Search the material for the word "Gateway" and copy each line that holds it.

Record set:
#####

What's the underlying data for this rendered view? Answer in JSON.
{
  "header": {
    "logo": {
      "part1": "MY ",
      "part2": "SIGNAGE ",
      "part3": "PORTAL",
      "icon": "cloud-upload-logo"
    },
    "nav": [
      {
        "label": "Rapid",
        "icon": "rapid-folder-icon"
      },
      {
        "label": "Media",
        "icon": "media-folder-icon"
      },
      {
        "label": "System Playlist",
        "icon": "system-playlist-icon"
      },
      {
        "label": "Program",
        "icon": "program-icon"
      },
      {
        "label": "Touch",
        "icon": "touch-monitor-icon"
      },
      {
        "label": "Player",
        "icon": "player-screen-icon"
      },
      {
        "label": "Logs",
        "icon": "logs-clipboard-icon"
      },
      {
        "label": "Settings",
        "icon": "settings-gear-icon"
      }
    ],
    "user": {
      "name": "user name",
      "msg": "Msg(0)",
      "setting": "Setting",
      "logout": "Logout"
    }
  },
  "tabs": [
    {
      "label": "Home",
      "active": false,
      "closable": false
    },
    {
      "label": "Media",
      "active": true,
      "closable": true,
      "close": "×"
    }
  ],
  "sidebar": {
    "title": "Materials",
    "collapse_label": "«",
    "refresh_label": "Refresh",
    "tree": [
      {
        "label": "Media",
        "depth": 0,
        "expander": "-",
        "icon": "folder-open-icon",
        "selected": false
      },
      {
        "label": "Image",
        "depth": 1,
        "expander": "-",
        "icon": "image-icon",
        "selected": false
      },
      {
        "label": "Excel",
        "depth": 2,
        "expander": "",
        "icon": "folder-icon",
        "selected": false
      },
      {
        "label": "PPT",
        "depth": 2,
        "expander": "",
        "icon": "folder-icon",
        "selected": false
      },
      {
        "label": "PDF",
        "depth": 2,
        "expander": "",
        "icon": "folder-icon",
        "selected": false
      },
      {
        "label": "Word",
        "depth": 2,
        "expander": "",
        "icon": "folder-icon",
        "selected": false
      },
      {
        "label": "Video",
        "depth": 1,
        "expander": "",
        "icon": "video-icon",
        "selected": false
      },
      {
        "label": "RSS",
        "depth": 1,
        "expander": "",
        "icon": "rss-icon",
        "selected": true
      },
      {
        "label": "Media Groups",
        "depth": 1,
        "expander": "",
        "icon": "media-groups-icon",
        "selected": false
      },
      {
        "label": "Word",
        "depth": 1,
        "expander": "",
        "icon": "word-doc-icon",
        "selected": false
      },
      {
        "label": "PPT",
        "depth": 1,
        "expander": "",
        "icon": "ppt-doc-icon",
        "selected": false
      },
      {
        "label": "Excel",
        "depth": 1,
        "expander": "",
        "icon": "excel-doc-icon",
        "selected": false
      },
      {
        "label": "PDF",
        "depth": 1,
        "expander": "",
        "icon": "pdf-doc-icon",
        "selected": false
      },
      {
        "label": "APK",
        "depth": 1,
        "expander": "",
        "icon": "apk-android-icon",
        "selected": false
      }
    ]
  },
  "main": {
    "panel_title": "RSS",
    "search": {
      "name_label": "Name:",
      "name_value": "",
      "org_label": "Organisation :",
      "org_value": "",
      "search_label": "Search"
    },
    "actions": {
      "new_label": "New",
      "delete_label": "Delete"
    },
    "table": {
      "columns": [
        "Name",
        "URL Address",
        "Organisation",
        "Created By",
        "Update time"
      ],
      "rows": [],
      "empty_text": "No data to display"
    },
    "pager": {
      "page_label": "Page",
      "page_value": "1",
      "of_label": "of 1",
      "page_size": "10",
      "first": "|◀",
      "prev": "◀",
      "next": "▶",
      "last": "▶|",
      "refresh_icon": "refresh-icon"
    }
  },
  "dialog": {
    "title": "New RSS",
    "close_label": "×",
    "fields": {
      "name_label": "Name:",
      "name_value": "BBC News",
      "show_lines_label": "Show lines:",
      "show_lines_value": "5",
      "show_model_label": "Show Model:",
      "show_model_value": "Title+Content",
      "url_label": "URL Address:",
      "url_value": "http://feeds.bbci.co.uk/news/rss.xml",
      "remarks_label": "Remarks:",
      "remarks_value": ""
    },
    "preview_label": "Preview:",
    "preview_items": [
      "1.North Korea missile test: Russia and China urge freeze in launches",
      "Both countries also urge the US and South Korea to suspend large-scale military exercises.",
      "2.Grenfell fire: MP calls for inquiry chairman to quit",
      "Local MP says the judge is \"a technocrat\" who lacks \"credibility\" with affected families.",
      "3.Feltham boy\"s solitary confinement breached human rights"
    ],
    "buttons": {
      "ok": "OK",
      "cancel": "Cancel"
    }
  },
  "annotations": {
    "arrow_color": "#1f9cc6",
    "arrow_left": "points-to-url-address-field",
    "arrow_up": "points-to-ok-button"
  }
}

#####

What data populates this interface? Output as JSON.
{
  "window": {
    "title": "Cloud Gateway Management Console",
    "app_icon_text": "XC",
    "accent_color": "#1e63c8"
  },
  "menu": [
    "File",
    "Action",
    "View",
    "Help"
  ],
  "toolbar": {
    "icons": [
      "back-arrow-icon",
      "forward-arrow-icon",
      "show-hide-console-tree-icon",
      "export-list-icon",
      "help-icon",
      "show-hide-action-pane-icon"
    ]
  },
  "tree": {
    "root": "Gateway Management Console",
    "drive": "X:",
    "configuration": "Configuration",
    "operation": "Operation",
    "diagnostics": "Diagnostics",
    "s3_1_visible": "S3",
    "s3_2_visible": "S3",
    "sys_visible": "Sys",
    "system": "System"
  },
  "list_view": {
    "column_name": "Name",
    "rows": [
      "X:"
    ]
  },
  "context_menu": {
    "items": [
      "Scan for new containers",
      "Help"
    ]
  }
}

#####

Written reply:
    "title": "Cloud Gateway Management Console",
    "root": "Gateway Management Console",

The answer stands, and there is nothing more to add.